Records from a collection of figures
= = =
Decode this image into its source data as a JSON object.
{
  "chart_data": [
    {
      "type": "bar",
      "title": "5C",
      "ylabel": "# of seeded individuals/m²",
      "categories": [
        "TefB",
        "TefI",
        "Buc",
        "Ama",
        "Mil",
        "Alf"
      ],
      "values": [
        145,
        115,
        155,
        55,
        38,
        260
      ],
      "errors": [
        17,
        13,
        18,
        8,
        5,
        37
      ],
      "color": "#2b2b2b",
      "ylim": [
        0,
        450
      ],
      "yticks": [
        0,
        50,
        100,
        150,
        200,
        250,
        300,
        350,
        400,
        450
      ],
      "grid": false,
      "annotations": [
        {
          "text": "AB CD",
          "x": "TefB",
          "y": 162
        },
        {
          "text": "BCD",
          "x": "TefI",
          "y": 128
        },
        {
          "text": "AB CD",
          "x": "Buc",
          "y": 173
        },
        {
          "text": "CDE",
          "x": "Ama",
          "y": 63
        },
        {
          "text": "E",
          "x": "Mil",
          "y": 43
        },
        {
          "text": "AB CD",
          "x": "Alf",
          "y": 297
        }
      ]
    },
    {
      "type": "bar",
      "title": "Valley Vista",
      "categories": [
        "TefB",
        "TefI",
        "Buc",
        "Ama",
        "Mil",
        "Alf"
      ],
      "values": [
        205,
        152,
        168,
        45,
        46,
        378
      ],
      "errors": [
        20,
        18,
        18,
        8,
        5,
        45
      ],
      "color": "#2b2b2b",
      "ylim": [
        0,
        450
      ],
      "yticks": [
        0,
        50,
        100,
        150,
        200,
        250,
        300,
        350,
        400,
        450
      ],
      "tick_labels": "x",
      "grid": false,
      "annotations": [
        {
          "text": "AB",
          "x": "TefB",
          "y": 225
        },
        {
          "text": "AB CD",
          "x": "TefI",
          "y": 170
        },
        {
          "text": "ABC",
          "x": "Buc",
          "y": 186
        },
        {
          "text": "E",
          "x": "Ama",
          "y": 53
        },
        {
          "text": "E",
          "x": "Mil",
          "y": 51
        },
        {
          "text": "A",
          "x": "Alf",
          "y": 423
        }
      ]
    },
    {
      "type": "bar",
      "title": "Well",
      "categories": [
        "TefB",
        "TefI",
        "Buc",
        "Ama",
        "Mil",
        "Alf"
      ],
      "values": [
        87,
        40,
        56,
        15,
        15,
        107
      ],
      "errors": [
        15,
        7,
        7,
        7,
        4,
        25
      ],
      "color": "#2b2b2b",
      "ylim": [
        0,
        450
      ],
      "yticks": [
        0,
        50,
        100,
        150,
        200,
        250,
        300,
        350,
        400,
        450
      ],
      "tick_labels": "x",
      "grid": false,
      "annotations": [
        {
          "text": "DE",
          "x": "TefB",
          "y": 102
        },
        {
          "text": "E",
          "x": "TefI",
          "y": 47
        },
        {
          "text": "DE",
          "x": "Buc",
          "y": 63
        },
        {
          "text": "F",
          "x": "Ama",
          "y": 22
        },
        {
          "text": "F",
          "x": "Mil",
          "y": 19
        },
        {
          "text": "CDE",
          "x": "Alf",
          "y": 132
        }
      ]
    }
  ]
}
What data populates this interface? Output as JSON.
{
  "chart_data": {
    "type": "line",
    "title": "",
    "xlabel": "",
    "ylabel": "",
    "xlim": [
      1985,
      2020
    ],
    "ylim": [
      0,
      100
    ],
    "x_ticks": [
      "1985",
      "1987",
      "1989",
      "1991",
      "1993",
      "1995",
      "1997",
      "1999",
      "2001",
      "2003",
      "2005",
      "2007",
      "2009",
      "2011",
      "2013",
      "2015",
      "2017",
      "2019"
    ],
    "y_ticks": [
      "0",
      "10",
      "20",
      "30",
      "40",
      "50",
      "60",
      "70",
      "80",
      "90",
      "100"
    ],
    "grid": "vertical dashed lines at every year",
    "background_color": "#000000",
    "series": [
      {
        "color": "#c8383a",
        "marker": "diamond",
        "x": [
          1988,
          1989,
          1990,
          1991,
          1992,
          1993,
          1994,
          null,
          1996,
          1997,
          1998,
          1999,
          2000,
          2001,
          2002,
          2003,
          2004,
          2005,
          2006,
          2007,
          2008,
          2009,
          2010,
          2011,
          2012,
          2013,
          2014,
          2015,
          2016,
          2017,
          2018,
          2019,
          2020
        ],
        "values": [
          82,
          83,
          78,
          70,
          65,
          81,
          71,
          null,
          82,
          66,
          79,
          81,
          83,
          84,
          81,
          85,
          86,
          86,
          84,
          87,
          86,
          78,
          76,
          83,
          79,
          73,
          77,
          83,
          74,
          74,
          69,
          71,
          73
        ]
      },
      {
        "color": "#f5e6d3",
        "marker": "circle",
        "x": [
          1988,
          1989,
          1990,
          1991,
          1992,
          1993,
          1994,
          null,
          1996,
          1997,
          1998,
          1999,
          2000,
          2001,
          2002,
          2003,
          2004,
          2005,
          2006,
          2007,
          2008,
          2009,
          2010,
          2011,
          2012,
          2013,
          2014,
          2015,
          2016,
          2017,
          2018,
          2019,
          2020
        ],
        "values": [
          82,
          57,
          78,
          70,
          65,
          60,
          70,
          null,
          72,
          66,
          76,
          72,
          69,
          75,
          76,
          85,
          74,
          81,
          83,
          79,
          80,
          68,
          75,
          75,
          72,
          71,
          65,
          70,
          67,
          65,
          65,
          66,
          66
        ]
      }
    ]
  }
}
= = =
**What is asked**:
Write out the entries in full, exactly as given.

**Right answer**:
Decode this image into its source data as a JSON object.
{
  "chart_data": [
    {
      "type": "bar",
      "title": "5C",
      "ylabel": "# of seeded individuals/m²",
      "categories": [
        "TefB",
        "TefI",
        "Buc",
        "Ama",
        "Mil",
        "Alf"
      ],
      "values": [
        145,
        115,
        155,
        55,
        38,
        260
      ],
      "errors": [
        17,
        13,
        18,
        8,
        5,
        37
      ],
      "color": "#2b2b2b",
      "ylim": [
        0,
        450
      ],
      "yticks": [
        0,
        50,
        100,
        150,
        200,
        250,
        300,
        350,
        400,
        450
      ],
      "grid": false,
      "annotations": [
        {
          "text": "AB CD",
          "x": "TefB",
          "y": 162
        },
        {
          "text": "BCD",
          "x": "TefI",
          "y": 128
        },
        {
          "text": "AB CD",
          "x": "Buc",
          "y": 173
        },
        {
          "text": "CDE",
          "x": "Ama",
          "y": 63
        },
        {
          "text": "E",
          "x": "Mil",
          "y": 43
        },
        {
          "text": "AB CD",
          "x": "Alf",
          "y": 297
        }
      ]
    },
    {
      "type": "bar",
      "title": "Valley Vista",
      "categories": [
        "TefB",
        "TefI",
        "Buc",
        "Ama",
        "Mil",
        "Alf"
      ],
      "values": [
        205,
        152,
        168,
        45,
        46,
        378
      ],
      "errors": [
        20,
        18,
        18,
        8,
        5,
        45
      ],
      "color": "#2b2b2b",
      "ylim": [
        0,
        450
      ],
      "yticks": [
        0,
        50,
        100,
        150,
        200,
        250,
        300,
        350,
        400,
        450
      ],
      "tick_labels": "x",
      "grid": false,
      "annotations": [
        {
          "text": "AB",
          "x": "TefB",
          "y": 225
        },
        {
          "text": "AB CD",
          "x": "TefI",
          "y": 170
        },
        {
          "text": "ABC",
          "x": "Buc",
          "y": 186
        },
        {
          "text": "E",
          "x": "Ama",
          "y": 53
        },
        {
          "text": "E",
          "x": "Mil",
          "y": 51
        },
        {
          "text": "A",
          "x": "Alf",
          "y": 423
        }
      ]
    },
    {
      "type": "bar",
      "title": "Well",
      "categories": [
        "TefB",
        "TefI",
        "Buc",
        "Ama",
        "Mil",
        "Alf"
      ],
      "values": [
        87,
        40,
        56,
        15,
        15,
        107
      ],
      "errors": [
        15,
        7,
        7,
        7,
        4,
        25
      ],
      "color": "#2b2b2b",
      "ylim": [
        0,
        450
      ],
      "yticks": [
        0,
        50,
        100,
        150,
        200,
        250,
        300,
        350,
        400,
        450
      ],
      "tick_labels": "x",
      "grid": false,
      "annotations": [
        {
          "text": "DE",
          "x": "TefB",
          "y": 102
        },
        {
          "text": "E",
          "x": "TefI",
          "y": 47
        },
        {
          "text": "DE",
          "x": "Buc",
          "y": 63
        },
        {
          "text": "F",
          "x": "Ama",
          "y": 22
        },
        {
          "text": "F",
          "x": "Mil",
          "y": 19
        },
        {
          "text": "CDE",
          "x": "Alf",
          "y": 132
        }
      ]
    }
  ]
}
What data populates this interface? Output as JSON.
{
  "chart_data": {
    "type": "line",
    "title": "",
    "xlabel": "",
    "ylabel": "",
    "xlim": [
      1985,
      2020
    ],
    "ylim": [
      0,
      100
    ],
    "x_ticks": [
      "1985",
      "1987",
      "1989",
      "1991",
      "1993",
      "1995",
      "1997",
      "1999",
      "2001",
      "2003",
      "2005",
      "2007",
      "2009",
      "2011",
      "2013",
      "2015",
      "2017",
      "2019"
    ],
    "y_ticks": [
      "0",
      "10",
      "20",
      "30",
      "40",
      "50",
      "60",
      "70",
      "80",
      "90",
      "100"
    ],
    "grid": "vertical dashed lines at every year",
    "background_color": "#000000",
    "series": [
      {
        "color": "#c8383a",
        "marker": "diamond",
        "x": [
          1988,
          1989,
          1990,
          1991,
          1992,
          1993,
          1994,
          null,
          1996,
          1997,
          1998,
          1999,
          2000,
          2001,
          2002,
          2003,
          2004,
          2005,
          2006,
          2007,
          2008,
          2009,
          2010,
          2011,
          2012,
          2013,
          2014,
          2015,
          2016,
          2017,
          2018,
          2019,
          2020
        ],
        "values": [
          82,
          83,
          78,
          70,
          65,
          81,
          71,
          null,
          82,
          66,
          79,
          81,
          83,
          84,
          81,
          85,
          86,
          86,
          84,
          87,
          86,
          78,
          76,
          83,
          79,
          73,
          77,
          83,
          74,
          74,
          69,
          71,
          73
        ]
      },
      {
        "color": "#f5e6d3",
        "marker": "circle",
        "x": [
          1988,
          1989,
          1990,
          1991,
          1992,
          1993,
          1994,
          null,
          1996,
          1997,
          1998,
          1999,
          2000,
          2001,
          2002,
          2003,
          2004,
          2005,
          2006,
          2007,
          2008,
          2009,
          2010,
          2011,
          2012,
          2013,
          2014,
          2015,
          2016,
          2017,
          2018,
          2019,
          2020
        ],
        "values": [
          82,
          57,
          78,
          70,
          65,
          60,
          70,
          null,
          72,
          66,
          76,
          72,
          69,
          75,
          76,
          85,
          74,
          81,
          83,
          79,
          80,
          68,
          75,
          75,
          72,
          71,
          65,
          70,
          67,
          65,
          65,
          66,
          66
        ]
      }
    ]
  }
}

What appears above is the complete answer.